● What the task requires
Quote every line of the material beneath this one.

Begin

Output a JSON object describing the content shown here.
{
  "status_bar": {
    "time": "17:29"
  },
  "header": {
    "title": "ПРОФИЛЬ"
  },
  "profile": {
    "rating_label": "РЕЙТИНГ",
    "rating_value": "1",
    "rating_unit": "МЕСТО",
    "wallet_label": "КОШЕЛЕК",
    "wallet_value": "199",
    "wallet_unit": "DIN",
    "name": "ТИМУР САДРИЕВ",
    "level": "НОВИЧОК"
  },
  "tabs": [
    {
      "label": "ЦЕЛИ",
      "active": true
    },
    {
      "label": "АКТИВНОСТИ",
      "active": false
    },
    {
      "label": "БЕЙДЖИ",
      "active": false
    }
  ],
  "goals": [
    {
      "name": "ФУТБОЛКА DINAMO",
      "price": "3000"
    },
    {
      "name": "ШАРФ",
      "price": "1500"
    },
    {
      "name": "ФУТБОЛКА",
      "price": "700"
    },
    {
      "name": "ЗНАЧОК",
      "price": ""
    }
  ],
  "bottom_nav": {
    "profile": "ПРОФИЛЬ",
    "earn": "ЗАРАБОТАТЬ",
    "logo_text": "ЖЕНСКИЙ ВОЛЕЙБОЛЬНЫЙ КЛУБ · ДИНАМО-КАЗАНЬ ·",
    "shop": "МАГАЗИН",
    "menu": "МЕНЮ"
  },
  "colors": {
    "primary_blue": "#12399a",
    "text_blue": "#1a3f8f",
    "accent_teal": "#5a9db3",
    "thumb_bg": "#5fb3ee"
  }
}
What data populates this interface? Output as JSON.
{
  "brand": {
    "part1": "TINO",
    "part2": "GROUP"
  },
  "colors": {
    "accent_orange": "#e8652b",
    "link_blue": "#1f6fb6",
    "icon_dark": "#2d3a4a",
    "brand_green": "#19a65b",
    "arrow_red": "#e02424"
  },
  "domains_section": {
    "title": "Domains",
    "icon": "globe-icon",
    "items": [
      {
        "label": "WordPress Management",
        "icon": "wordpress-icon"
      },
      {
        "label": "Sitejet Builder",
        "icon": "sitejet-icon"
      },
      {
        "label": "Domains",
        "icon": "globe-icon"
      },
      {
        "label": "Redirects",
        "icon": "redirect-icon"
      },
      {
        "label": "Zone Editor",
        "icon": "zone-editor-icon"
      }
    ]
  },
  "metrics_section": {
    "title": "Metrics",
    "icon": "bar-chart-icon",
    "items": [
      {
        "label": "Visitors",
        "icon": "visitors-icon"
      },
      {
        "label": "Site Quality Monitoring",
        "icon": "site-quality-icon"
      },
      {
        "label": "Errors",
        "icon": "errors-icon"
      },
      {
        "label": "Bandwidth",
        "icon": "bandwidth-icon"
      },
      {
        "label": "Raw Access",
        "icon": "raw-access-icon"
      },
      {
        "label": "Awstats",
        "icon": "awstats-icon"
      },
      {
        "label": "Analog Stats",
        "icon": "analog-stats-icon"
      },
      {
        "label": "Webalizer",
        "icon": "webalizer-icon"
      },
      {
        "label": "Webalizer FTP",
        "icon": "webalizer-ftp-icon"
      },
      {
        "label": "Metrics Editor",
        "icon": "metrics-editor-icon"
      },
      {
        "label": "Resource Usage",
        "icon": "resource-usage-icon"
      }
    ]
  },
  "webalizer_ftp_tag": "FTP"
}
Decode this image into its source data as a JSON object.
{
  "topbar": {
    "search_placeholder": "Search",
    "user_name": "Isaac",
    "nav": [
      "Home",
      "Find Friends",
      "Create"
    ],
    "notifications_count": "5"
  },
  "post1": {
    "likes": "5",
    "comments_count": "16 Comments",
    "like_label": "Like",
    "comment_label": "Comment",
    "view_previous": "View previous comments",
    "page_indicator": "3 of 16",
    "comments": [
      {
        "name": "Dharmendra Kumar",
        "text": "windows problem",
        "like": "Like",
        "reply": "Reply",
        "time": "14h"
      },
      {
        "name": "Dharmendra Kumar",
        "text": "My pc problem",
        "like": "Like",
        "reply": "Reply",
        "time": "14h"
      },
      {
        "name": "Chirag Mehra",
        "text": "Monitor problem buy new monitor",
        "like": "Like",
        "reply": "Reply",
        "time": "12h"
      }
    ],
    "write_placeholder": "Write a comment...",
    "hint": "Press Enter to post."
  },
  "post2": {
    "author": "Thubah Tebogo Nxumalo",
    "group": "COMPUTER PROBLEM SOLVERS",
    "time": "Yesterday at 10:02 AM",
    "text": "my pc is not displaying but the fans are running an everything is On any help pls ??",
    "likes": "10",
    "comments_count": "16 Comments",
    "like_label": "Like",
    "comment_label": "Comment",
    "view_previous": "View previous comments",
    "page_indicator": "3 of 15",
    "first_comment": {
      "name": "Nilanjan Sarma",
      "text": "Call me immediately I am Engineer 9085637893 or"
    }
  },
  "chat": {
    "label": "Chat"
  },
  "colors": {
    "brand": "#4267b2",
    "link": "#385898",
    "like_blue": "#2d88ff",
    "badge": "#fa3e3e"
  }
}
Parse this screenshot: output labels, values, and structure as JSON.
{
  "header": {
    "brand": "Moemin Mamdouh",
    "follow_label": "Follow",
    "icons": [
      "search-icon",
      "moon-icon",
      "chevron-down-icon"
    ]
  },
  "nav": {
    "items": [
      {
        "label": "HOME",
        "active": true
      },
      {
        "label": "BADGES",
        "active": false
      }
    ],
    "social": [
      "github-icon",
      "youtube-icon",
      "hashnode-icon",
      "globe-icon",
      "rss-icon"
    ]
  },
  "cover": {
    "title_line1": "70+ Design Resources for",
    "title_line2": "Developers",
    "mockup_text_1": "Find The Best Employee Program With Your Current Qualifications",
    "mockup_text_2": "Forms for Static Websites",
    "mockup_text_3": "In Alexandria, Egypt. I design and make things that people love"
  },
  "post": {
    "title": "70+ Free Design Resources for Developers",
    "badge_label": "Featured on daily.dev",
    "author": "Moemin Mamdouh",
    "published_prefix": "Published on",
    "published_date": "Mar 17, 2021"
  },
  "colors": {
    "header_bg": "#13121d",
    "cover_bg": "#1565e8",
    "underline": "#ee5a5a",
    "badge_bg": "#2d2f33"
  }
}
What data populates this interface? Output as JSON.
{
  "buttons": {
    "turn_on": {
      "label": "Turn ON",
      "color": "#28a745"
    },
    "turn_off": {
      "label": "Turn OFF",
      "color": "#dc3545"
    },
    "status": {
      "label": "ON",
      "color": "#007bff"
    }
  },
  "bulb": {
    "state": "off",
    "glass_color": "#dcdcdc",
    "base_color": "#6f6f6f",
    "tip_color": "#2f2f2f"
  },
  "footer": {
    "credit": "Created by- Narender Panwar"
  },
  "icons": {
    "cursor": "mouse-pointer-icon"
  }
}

End

● Finished answer
Output a JSON object describing the content shown here.
{
  "status_bar": {
    "time": "17:29"
  },
  "header": {
    "title": "ПРОФИЛЬ"
  },
  "profile": {
    "rating_label": "РЕЙТИНГ",
    "rating_value": "1",
    "rating_unit": "МЕСТО",
    "wallet_label": "КОШЕЛЕК",
    "wallet_value": "199",
    "wallet_unit": "DIN",
    "name": "ТИМУР САДРИЕВ",
    "level": "НОВИЧОК"
  },
  "tabs": [
    {
      "label": "ЦЕЛИ",
      "active": true
    },
    {
      "label": "АКТИВНОСТИ",
      "active": false
    },
    {
      "label": "БЕЙДЖИ",
      "active": false
    }
  ],
  "goals": [
    {
      "name": "ФУТБОЛКА DINAMO",
      "price": "3000"
    },
    {
      "name": "ШАРФ",
      "price": "1500"
    },
    {
      "name": "ФУТБОЛКА",
      "price": "700"
    },
    {
      "name": "ЗНАЧОК",
      "price": ""
    }
  ],
  "bottom_nav": {
    "profile": "ПРОФИЛЬ",
    "earn": "ЗАРАБОТАТЬ",
    "logo_text": "ЖЕНСКИЙ ВОЛЕЙБОЛЬНЫЙ КЛУБ · ДИНАМО-КАЗАНЬ ·",
    "shop": "МАГАЗИН",
    "menu": "МЕНЮ"
  },
  "colors": {
    "primary_blue": "#12399a",
    "text_blue": "#1a3f8f",
    "accent_teal": "#5a9db3",
    "thumb_bg": "#5fb3ee"
  }
}
What data populates this interface? Output as JSON.
{
  "brand": {
    "part1": "TINO",
    "part2": "GROUP"
  },
  "colors": {
    "accent_orange": "#e8652b",
    "link_blue": "#1f6fb6",
    "icon_dark": "#2d3a4a",
    "brand_green": "#19a65b",
    "arrow_red": "#e02424"
  },
  "domains_section": {
    "title": "Domains",
    "icon": "globe-icon",
    "items": [
      {
        "label": "WordPress Management",
        "icon": "wordpress-icon"
      },
      {
        "label": "Sitejet Builder",
        "icon": "sitejet-icon"
      },
      {
        "label": "Domains",
        "icon": "globe-icon"
      },
      {
        "label": "Redirects",
        "icon": "redirect-icon"
      },
      {
        "label": "Zone Editor",
        "icon": "zone-editor-icon"
      }
    ]
  },
  "metrics_section": {
    "title": "Metrics",
    "icon": "bar-chart-icon",
    "items": [
      {
        "label": "Visitors",
        "icon": "visitors-icon"
      },
      {
        "label": "Site Quality Monitoring",
        "icon": "site-quality-icon"
      },
      {
        "label": "Errors",
        "icon": "errors-icon"
      },
      {
        "label": "Bandwidth",
        "icon": "bandwidth-icon"
      },
      {
        "label": "Raw Access",
        "icon": "raw-access-icon"
      },
      {
        "label": "Awstats",
        "icon": "awstats-icon"
      },
      {
        "label": "Analog Stats",
        "icon": "analog-stats-icon"
      },
      {
        "label": "Webalizer",
        "icon": "webalizer-icon"
      },
      {
        "label": "Webalizer FTP",
        "icon": "webalizer-ftp-icon"
      },
      {
        "label": "Metrics Editor",
        "icon": "metrics-editor-icon"
      },
      {
        "label": "Resource Usage",
        "icon": "resource-usage-icon"
      }
    ]
  },
  "webalizer_ftp_tag": "FTP"
}
Decode this image into its source data as a JSON object.
{
  "topbar": {
    "search_placeholder": "Search",
    "user_name": "Isaac",
    "nav": [
      "Home",
      "Find Friends",
      "Create"
    ],
    "notifications_count": "5"
  },
  "post1": {
    "likes": "5",
    "comments_count": "16 Comments",
    "like_label": "Like",
    "comment_label": "Comment",
    "view_previous": "View previous comments",
    "page_indicator": "3 of 16",
    "comments": [
      {
        "name": "Dharmendra Kumar",
        "text": "windows problem",
        "like": "Like",
        "reply": "Reply",
        "time": "14h"
      },
      {
        "name": "Dharmendra Kumar",
        "text": "My pc problem",
        "like": "Like",
        "reply": "Reply",
        "time": "14h"
      },
      {
        "name": "Chirag Mehra",
        "text": "Monitor problem buy new monitor",
        "like": "Like",
        "reply": "Reply",
        "time": "12h"
      }
    ],
    "write_placeholder": "Write a comment...",
    "hint": "Press Enter to post."
  },
  "post2": {
    "author": "Thubah Tebogo Nxumalo",
    "group": "COMPUTER PROBLEM SOLVERS",
    "time": "Yesterday at 10:02 AM",
    "text": "my pc is not displaying but the fans are running an everything is On any help pls ??",
    "likes": "10",
    "comments_count": "16 Comments",
    "like_label": "Like",
    "comment_label": "Comment",
    "view_previous": "View previous comments",
    "page_indicator": "3 of 15",
    "first_comment": {
      "name": "Nilanjan Sarma",
      "text": "Call me immediately I am Engineer 9085637893 or"
    }
  },
  "chat": {
    "label": "Chat"
  },
  "colors": {
    "brand": "#4267b2",
    "link": "#385898",
    "like_blue": "#2d88ff",
    "badge": "#fa3e3e"
  }
}
Parse this screenshot: output labels, values, and structure as JSON.
{
  "header": {
    "brand": "Moemin Mamdouh",
    "follow_label": "Follow",
    "icons": [
      "search-icon",
      "moon-icon",
      "chevron-down-icon"
    ]
  },
  "nav": {
    "items": [
      {
        "label": "HOME",
        "active": true
      },
      {
        "label": "BADGES",
        "active": false
      }
    ],
    "social": [
      "github-icon",
      "youtube-icon",
      "hashnode-icon",
      "globe-icon",
      "rss-icon"
    ]
  },
  "cover": {
    "title_line1": "70+ Design Resources for",
    "title_line2": "Developers",
    "mockup_text_1": "Find The Best Employee Program With Your Current Qualifications",
    "mockup_text_2": "Forms for Static Websites",
    "mockup_text_3": "In Alexandria, Egypt. I design and make things that people love"
  },
  "post": {
    "title": "70+ Free Design Resources for Developers",
    "badge_label": "Featured on daily.dev",
    "author": "Moemin Mamdouh",
    "published_prefix": "Published on",
    "published_date": "Mar 17, 2021"
  },
  "colors": {
    "header_bg": "#13121d",
    "cover_bg": "#1565e8",
    "underline": "#ee5a5a",
    "badge_bg": "#2d2f33"
  }
}
What data populates this interface? Output as JSON.
{
  "buttons": {
    "turn_on": {
      "label": "Turn ON",
      "color": "#28a745"
    },
    "turn_off": {
      "label": "Turn OFF",
      "color": "#dc3545"
    },
    "status": {
      "label": "ON",
      "color": "#007bff"
    }
  },
  "bulb": {
    "state": "off",
    "glass_color": "#dcdcdc",
    "base_color": "#6f6f6f",
    "tip_color": "#2f2f2f"
  },
  "footer": {
    "credit": "Created by- Narender Panwar"
  },
  "icons": {
    "cursor": "mouse-pointer-icon"
  }
}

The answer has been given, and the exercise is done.